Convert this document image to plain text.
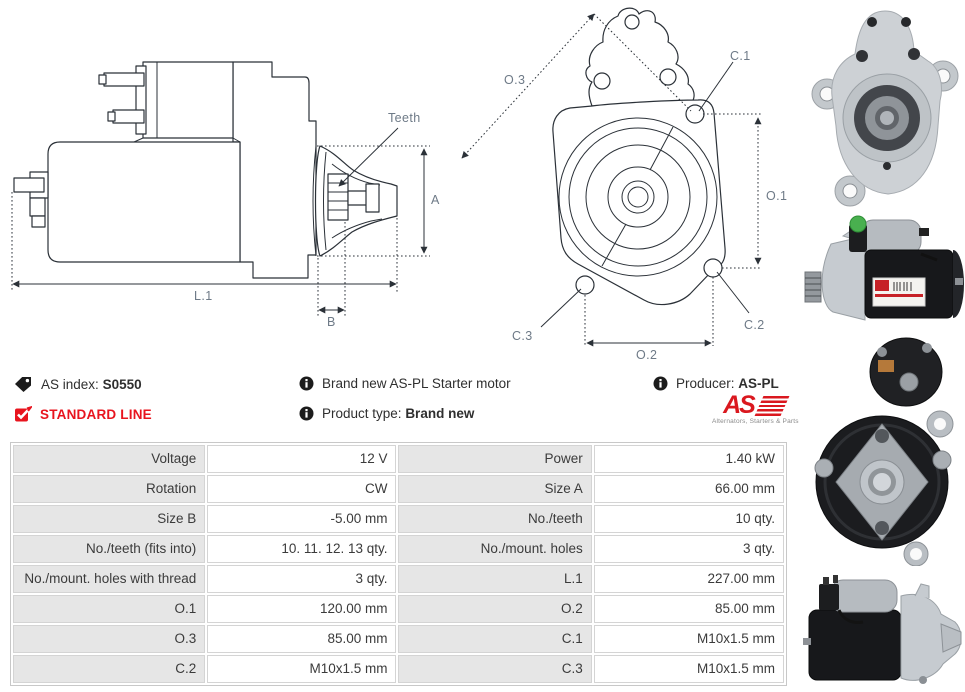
Teeth
A
L.1
B
O.3
C.1
O.1
C.2
C.3
O.2
AS index: S0550
STANDARD LINE
Brand new AS-PL Starter motor
Product type: Brand new
Producer: AS-PL
AS
Alternators, Starters & Parts
Voltage	12 V	Power	1.40 kW
Rotation	CW	Size A	66.00 mm
Size B	-5.00 mm	No./teeth	10 qty.
No./teeth (fits into)	10. 11. 12. 13 qty.	No./mount. holes	3 qty.
No./mount. holes with thread	3 qty.	L.1	227.00 mm
O.1	120.00 mm	O.2	85.00 mm
O.3	85.00 mm	C.1	M10x1.5 mm
C.2	M10x1.5 mm	C.3	M10x1.5 mm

### What you have to do
Output, exactly, all the records above; include no pictures.

### Task answer
Convert this document image to plain text.
Teeth
A
L.1
B
O.3
C.1
O.1
C.2
C.3
O.2
AS index: S0550
STANDARD LINE
Brand new AS-PL Starter motor
Product type: Brand new
Producer: AS-PL
AS
Alternators, Starters & Parts
Voltage	12 V	Power	1.40 kW
Rotation	CW	Size A	66.00 mm
Size B	-5.00 mm	No./teeth	10 qty.
No./teeth (fits into)	10. 11. 12. 13 qty.	No./mount. holes	3 qty.
No./mount. holes with thread	3 qty.	L.1	227.00 mm
O.1	120.00 mm	O.2	85.00 mm
O.3	85.00 mm	C.1	M10x1.5 mm
C.2	M10x1.5 mm	C.3	M10x1.5 mm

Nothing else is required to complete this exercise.